── WORKING DATA

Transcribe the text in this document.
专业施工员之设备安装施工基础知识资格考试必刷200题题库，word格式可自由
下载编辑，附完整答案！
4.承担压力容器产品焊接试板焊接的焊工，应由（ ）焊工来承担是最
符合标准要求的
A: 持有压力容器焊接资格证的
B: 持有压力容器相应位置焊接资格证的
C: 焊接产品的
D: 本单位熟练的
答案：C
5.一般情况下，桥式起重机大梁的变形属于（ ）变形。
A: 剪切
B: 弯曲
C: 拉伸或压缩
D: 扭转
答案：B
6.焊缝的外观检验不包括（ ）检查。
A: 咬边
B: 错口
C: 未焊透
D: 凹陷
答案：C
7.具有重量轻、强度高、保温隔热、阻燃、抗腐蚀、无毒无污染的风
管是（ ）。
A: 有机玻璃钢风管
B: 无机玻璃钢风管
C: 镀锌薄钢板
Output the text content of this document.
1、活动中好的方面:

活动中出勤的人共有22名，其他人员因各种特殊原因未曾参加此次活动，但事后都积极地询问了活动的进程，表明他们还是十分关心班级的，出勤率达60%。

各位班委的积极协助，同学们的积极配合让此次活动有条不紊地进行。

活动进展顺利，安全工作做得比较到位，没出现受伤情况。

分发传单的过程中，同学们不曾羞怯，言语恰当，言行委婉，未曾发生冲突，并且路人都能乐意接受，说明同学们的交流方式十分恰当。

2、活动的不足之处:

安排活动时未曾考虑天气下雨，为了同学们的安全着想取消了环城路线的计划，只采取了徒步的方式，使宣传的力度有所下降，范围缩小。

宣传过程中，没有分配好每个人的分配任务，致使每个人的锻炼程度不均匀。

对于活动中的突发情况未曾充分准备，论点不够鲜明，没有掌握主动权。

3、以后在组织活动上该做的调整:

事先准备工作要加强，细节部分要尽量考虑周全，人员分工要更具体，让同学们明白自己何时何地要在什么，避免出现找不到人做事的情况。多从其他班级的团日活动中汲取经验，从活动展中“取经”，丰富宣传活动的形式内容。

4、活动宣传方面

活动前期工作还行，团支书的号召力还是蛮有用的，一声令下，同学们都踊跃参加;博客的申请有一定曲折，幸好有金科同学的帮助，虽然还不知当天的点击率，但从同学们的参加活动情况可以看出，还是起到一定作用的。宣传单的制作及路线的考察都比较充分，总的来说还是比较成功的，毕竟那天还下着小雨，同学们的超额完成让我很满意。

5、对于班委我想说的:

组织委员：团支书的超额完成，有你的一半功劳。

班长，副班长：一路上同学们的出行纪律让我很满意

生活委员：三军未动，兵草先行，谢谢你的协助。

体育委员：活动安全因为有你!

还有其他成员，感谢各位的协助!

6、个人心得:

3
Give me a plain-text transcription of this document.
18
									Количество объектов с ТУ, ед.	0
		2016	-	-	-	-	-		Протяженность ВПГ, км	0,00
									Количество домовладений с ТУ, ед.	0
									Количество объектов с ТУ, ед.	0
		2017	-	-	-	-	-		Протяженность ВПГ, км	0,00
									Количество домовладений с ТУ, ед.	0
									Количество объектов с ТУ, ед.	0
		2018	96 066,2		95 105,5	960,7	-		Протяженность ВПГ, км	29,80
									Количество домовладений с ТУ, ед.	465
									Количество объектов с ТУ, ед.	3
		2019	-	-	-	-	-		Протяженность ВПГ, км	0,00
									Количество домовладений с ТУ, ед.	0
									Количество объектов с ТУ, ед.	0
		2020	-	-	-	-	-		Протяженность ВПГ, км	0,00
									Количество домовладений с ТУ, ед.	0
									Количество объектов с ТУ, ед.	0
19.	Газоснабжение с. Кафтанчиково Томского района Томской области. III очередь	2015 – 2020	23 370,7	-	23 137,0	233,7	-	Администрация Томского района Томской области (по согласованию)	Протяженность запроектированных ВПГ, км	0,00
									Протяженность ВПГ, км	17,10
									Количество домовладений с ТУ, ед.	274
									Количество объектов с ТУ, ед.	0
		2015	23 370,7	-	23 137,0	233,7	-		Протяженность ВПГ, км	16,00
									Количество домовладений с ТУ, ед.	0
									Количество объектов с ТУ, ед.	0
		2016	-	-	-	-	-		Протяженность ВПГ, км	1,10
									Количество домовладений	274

────

BRIEF. Your task is to extract all of the records exactly.

SOLUTION TO THE PROBLEM.
Transcribe the text in this document.
专业施工员之设备安装施工基础知识资格考试必刷200题题库，word格式可自由
下载编辑，附完整答案！
4.承担压力容器产品焊接试板焊接的焊工，应由（ ）焊工来承担是最
符合标准要求的
A: 持有压力容器焊接资格证的
B: 持有压力容器相应位置焊接资格证的
C: 焊接产品的
D: 本单位熟练的
答案：C
5.一般情况下，桥式起重机大梁的变形属于（ ）变形。
A: 剪切
B: 弯曲
C: 拉伸或压缩
D: 扭转
答案：B
6.焊缝的外观检验不包括（ ）检查。
A: 咬边
B: 错口
C: 未焊透
D: 凹陷
答案：C
7.具有重量轻、强度高、保温隔热、阻燃、抗腐蚀、无毒无污染的风
管是（ ）。
A: 有机玻璃钢风管
B: 无机玻璃钢风管
C: 镀锌薄钢板
Output the text content of this document.
1、活动中好的方面:

活动中出勤的人共有22名，其他人员因各种特殊原因未曾参加此次活动，但事后都积极地询问了活动的进程，表明他们还是十分关心班级的，出勤率达60%。

各位班委的积极协助，同学们的积极配合让此次活动有条不紊地进行。

活动进展顺利，安全工作做得比较到位，没出现受伤情况。

分发传单的过程中，同学们不曾羞怯，言语恰当，言行委婉，未曾发生冲突，并且路人都能乐意接受，说明同学们的交流方式十分恰当。

2、活动的不足之处:

安排活动时未曾考虑天气下雨，为了同学们的安全着想取消了环城路线的计划，只采取了徒步的方式，使宣传的力度有所下降，范围缩小。

宣传过程中，没有分配好每个人的分配任务，致使每个人的锻炼程度不均匀。

对于活动中的突发情况未曾充分准备，论点不够鲜明，没有掌握主动权。

3、以后在组织活动上该做的调整:

事先准备工作要加强，细节部分要尽量考虑周全，人员分工要更具体，让同学们明白自己何时何地要在什么，避免出现找不到人做事的情况。多从其他班级的团日活动中汲取经验，从活动展中“取经”，丰富宣传活动的形式内容。

4、活动宣传方面

活动前期工作还行，团支书的号召力还是蛮有用的，一声令下，同学们都踊跃参加;博客的申请有一定曲折，幸好有金科同学的帮助，虽然还不知当天的点击率，但从同学们的参加活动情况可以看出，还是起到一定作用的。宣传单的制作及路线的考察都比较充分，总的来说还是比较成功的，毕竟那天还下着小雨，同学们的超额完成让我很满意。

5、对于班委我想说的:

组织委员：团支书的超额完成，有你的一半功劳。

班长，副班长：一路上同学们的出行纪律让我很满意

生活委员：三军未动，兵草先行，谢谢你的协助。

体育委员：活动安全因为有你!

还有其他成员，感谢各位的协助!

6、个人心得:

3
Give me a plain-text transcription of this document.
18
									Количество объектов с ТУ, ед.	0
		2016	-	-	-	-	-		Протяженность ВПГ, км	0,00
									Количество домовладений с ТУ, ед.	0
									Количество объектов с ТУ, ед.	0
		2017	-	-	-	-	-		Протяженность ВПГ, км	0,00
									Количество домовладений с ТУ, ед.	0
									Количество объектов с ТУ, ед.	0
		2018	96 066,2		95 105,5	960,7	-		Протяженность ВПГ, км	29,80
									Количество домовладений с ТУ, ед.	465
									Количество объектов с ТУ, ед.	3
		2019	-	-	-	-	-		Протяженность ВПГ, км	0,00
									Количество домовладений с ТУ, ед.	0
									Количество объектов с ТУ, ед.	0
		2020	-	-	-	-	-		Протяженность ВПГ, км	0,00
									Количество домовладений с ТУ, ед.	0
									Количество объектов с ТУ, ед.	0
19.	Газоснабжение с. Кафтанчиково Томского района Томской области. III очередь	2015 – 2020	23 370,7	-	23 137,0	233,7	-	Администрация Томского района Томской области (по согласованию)	Протяженность запроектированных ВПГ, км	0,00
									Протяженность ВПГ, км	17,10
									Количество домовладений с ТУ, ед.	274
									Количество объектов с ТУ, ед.	0
		2015	23 370,7	-	23 137,0	233,7	-		Протяженность ВПГ, км	16,00
									Количество домовладений с ТУ, ед.	0
									Количество объектов с ТУ, ед.	0
		2016	-	-	-	-	-		Протяженность ВПГ, км	1,10
									Количество домовладений	274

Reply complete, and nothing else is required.